# [EXERCISE DESCRIPTION]
Pick every line with "atteints" from the material below.

──────── MATERIAL PROVIDED ────────

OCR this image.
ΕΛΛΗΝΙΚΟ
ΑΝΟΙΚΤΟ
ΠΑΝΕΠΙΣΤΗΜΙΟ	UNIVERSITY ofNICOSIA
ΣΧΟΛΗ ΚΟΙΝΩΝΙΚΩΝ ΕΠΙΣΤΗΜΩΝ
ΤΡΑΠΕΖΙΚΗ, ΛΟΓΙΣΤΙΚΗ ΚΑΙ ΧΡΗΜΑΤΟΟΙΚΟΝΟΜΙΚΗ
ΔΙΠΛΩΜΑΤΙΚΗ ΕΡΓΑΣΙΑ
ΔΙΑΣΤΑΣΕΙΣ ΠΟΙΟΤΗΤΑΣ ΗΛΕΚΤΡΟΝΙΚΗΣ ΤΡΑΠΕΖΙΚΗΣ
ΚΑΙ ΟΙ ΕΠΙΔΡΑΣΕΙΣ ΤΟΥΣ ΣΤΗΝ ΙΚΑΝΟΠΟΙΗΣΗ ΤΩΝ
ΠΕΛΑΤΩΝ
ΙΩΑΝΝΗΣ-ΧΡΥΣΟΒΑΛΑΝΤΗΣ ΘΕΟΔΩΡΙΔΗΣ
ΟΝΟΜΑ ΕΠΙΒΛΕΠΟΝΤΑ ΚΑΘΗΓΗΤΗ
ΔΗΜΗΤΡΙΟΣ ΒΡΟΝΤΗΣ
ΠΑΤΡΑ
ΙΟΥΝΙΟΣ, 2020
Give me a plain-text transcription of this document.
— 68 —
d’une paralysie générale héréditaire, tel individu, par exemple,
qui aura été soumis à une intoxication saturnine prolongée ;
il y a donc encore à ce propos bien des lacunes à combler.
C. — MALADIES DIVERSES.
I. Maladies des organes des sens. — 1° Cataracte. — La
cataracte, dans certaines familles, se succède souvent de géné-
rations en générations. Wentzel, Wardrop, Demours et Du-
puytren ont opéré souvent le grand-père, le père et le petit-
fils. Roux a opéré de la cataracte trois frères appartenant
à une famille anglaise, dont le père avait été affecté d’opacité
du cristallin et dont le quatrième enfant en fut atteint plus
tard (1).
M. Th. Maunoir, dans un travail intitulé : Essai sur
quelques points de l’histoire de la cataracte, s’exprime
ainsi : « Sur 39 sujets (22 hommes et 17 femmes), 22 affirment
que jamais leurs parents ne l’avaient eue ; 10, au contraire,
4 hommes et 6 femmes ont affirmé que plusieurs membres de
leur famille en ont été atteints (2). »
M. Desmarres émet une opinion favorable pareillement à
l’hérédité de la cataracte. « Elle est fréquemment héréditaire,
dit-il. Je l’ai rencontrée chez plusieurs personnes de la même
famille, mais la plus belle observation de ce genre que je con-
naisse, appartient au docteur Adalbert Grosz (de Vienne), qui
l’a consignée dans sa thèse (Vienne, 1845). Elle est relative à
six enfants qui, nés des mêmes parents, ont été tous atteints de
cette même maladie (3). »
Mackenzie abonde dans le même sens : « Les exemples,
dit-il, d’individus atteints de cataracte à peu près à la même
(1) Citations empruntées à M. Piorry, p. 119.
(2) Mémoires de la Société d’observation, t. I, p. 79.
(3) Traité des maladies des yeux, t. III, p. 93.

────────

# [FINAL ANSWER]
leur famille en ont été atteints (2). »
six enfants qui, nés des mêmes parents, ont été tous atteints de
dit-il, d’individus atteints de cataracte à peu près à la même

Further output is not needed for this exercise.